--- Start of Extracted information ---

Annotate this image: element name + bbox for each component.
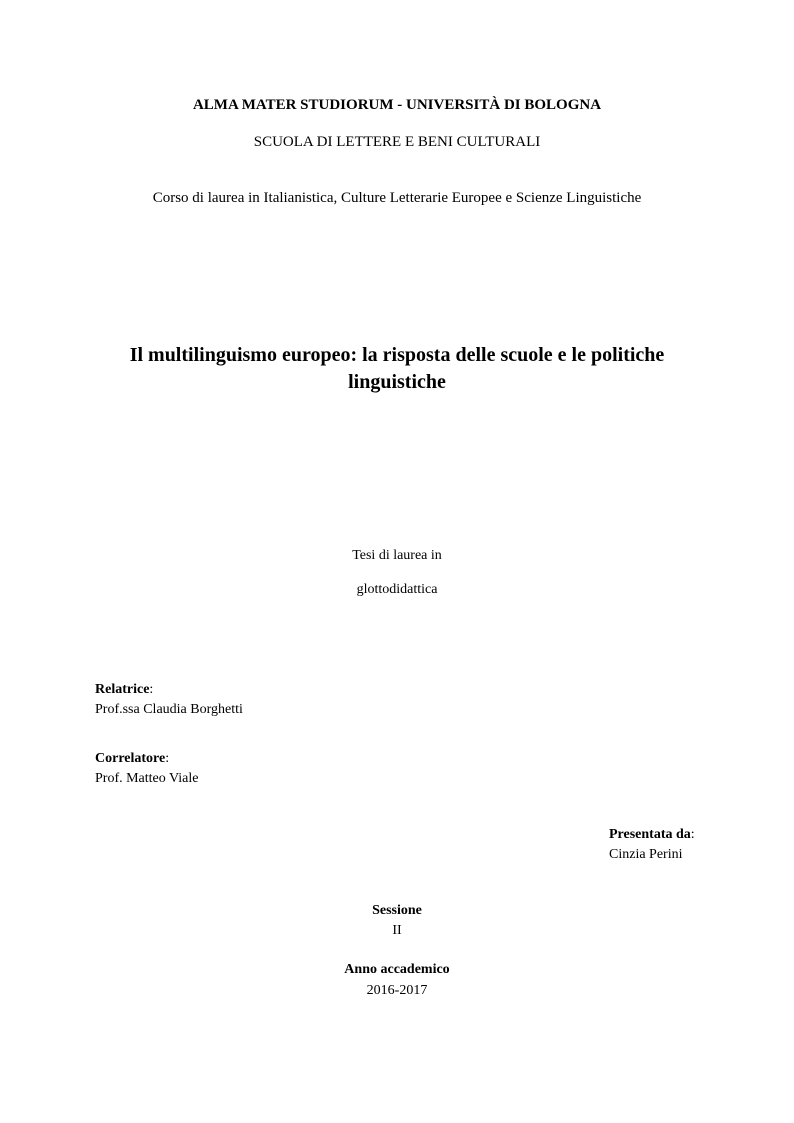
school-name: SCUOLA DI LETTERE E BENI CULTURALI	[253, 134, 541, 150]
course-name: Corso di laurea in Italianistica, Culture Letterarie Europee e Scienze Linguistiche	[152, 190, 642, 206]
correlatore-name: Prof. Matteo Viale	[95, 771, 199, 786]
thesis-type-label: Tesi di laurea in	[352, 548, 442, 563]
correlatore-label: Correlatore	[95, 751, 166, 766]
presentata-name: Cinzia Perini	[609, 847, 683, 862]
presentata-label: Presentata da	[609, 827, 691, 842]
presentata-colon: :	[690, 827, 695, 842]
relatrice-colon: :	[149, 682, 154, 697]
presentata-block	[609, 825, 695, 865]
correlatore-colon: :	[165, 751, 170, 766]
correlatore-heading	[95, 749, 199, 769]
thesis-title	[60, 342, 734, 396]
sessione-value: II	[392, 923, 402, 938]
presentata-heading	[609, 825, 695, 845]
thesis-title-line-2: linguistiche	[348, 371, 446, 393]
thesis-subject: glottodidattica	[356, 582, 438, 597]
sessione-label: Sessione	[372, 903, 422, 918]
relatrice-heading	[95, 680, 243, 700]
relatrice-label: Relatrice	[95, 682, 150, 697]
relatrice-block	[95, 680, 243, 720]
relatrice-name: Prof.ssa Claudia Borghetti	[95, 702, 243, 717]
university-name: ALMA MATER STUDIORUM - UNIVERSITÀ DI BOLOGNA	[192, 97, 602, 113]
thesis-title-line-1: Il multilinguismo europeo: la risposta delle scuole e le politiche	[129, 344, 665, 366]
anno-accademico-value: 2016-2017	[366, 983, 428, 998]
anno-accademico-label: Anno accademico	[344, 962, 450, 977]
correlatore-block	[95, 749, 199, 789]
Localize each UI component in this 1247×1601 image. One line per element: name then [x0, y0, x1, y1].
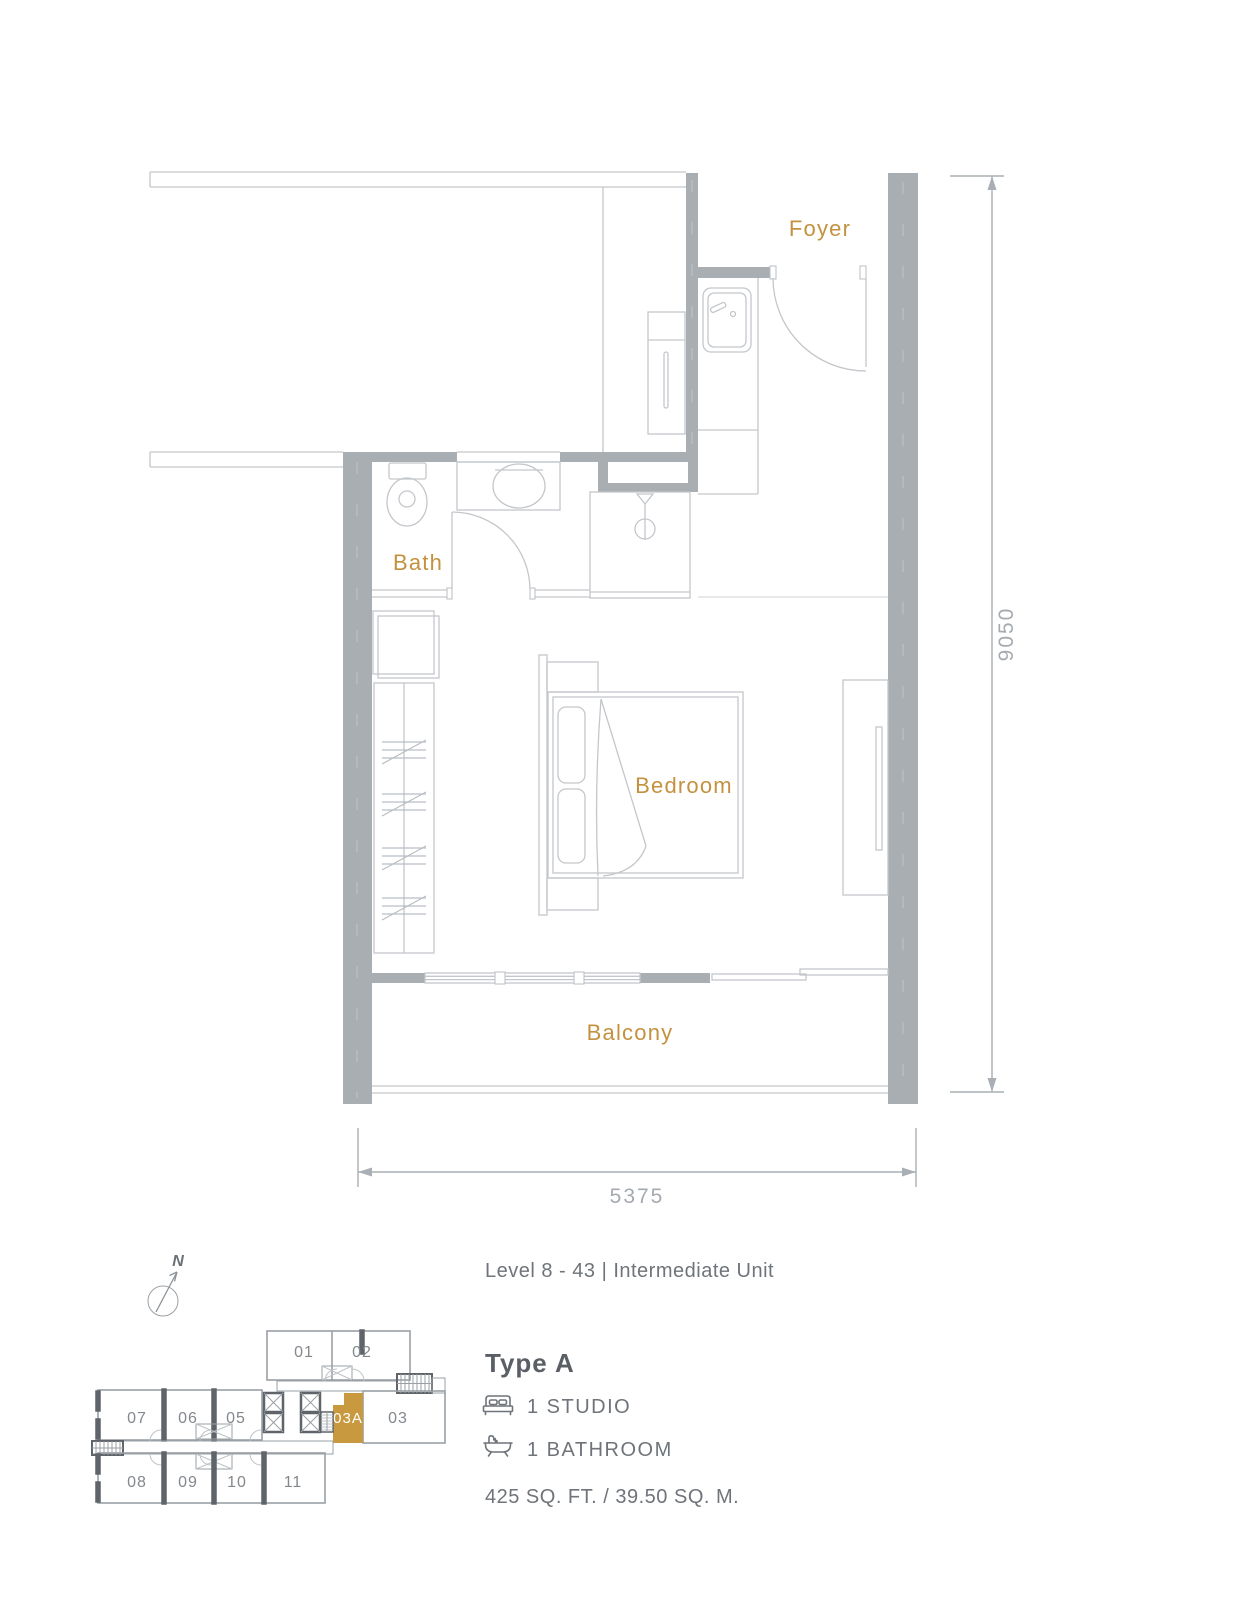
dimension-width: [358, 1128, 916, 1208]
unit-label-09: 09: [178, 1474, 198, 1491]
room-label-bath: Bath: [392, 550, 444, 575]
toilet: [387, 463, 427, 526]
tall-cabinet: [648, 312, 685, 434]
tv-console: [843, 680, 888, 895]
unit-label-06: 06: [178, 1410, 198, 1427]
sliding-door-panel: [712, 974, 806, 980]
north-compass: [148, 1253, 184, 1316]
wall-balcony-pier-a: [372, 973, 425, 983]
wall-bath-top-a: [343, 452, 457, 462]
dimension-height-label: 9050: [995, 606, 1018, 662]
unit-label-03a: 03A: [333, 1410, 363, 1427]
nightstand-bottom: [547, 878, 598, 910]
wall-balcony-pier-b: [640, 973, 710, 983]
key-plan: [92, 1331, 445, 1503]
unit-label-07: 07: [127, 1410, 147, 1427]
area-label: 425 SQ. FT. / 39.50 SQ. M.: [485, 1486, 740, 1508]
adjacent-boundary-lines: [150, 172, 686, 467]
unit-details: [484, 1260, 775, 1508]
bed-icon: [484, 1396, 513, 1415]
pillow: [558, 707, 585, 783]
unit-floor-plan: [150, 172, 1018, 1208]
wardrobe: [374, 683, 434, 953]
entry-door: [770, 266, 866, 371]
service-shaft-void: [608, 462, 688, 483]
washer-box: [373, 611, 439, 678]
bedroom: [373, 611, 888, 953]
window-mullion: [574, 972, 584, 984]
level-info: Level 8 - 43 | Intermediate Unit: [485, 1260, 775, 1282]
dimension-width-label: 5375: [609, 1185, 665, 1208]
bathtub-icon: [484, 1436, 512, 1456]
north-label: N: [172, 1253, 184, 1270]
window-mullion: [495, 972, 505, 984]
type-name: Type A: [485, 1348, 575, 1378]
nightstand-top: [547, 662, 598, 692]
stair-top-right: [397, 1374, 432, 1393]
unit-label-01: 01: [294, 1344, 314, 1361]
feature-studio: 1 STUDIO: [527, 1396, 632, 1418]
unit-label-05: 05: [226, 1410, 246, 1427]
room-label-foyer: Foyer: [788, 216, 852, 241]
pillow: [558, 789, 585, 863]
compass-circle: [148, 1286, 178, 1316]
unit-label-03: 03: [388, 1410, 408, 1427]
unit-label-02: 02: [352, 1344, 372, 1361]
dimension-height: [950, 176, 1018, 1092]
room-label-bedroom: Bedroom: [635, 773, 733, 798]
unit-label-10: 10: [227, 1474, 247, 1491]
unit-label-11: 11: [283, 1474, 303, 1491]
wall-entry: [698, 267, 770, 278]
shower: [590, 492, 690, 598]
kitchenette: [603, 187, 758, 494]
keyplan-corridor-upper: [277, 1381, 397, 1391]
walls: [343, 173, 918, 1104]
kitchen-sink: [703, 288, 751, 352]
balcony: [372, 1020, 888, 1093]
unit-label-08: 08: [127, 1474, 147, 1491]
room-label-balcony: Balcony: [586, 1020, 674, 1045]
sliding-door-panel: [800, 969, 888, 975]
headboard: [539, 655, 547, 915]
vanity-basin: [457, 462, 560, 510]
lift-core: [264, 1393, 333, 1432]
wall-bath-top-b: [560, 452, 598, 462]
feature-bathroom: 1 BATHROOM: [527, 1439, 673, 1461]
stair-core: [321, 1412, 333, 1432]
window-frame: [425, 973, 640, 983]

--- End of Extracted information ---

(Written exercise): Give back every line in the material above that contains the word "dimension".

(Correct response):
dimension-width: [358, 1128, 916, 1208]
dimension-height-label: 9050: [995, 606, 1018, 662]
dimension-width-label: 5375: [609, 1185, 665, 1208]
dimension-height: [950, 176, 1018, 1092]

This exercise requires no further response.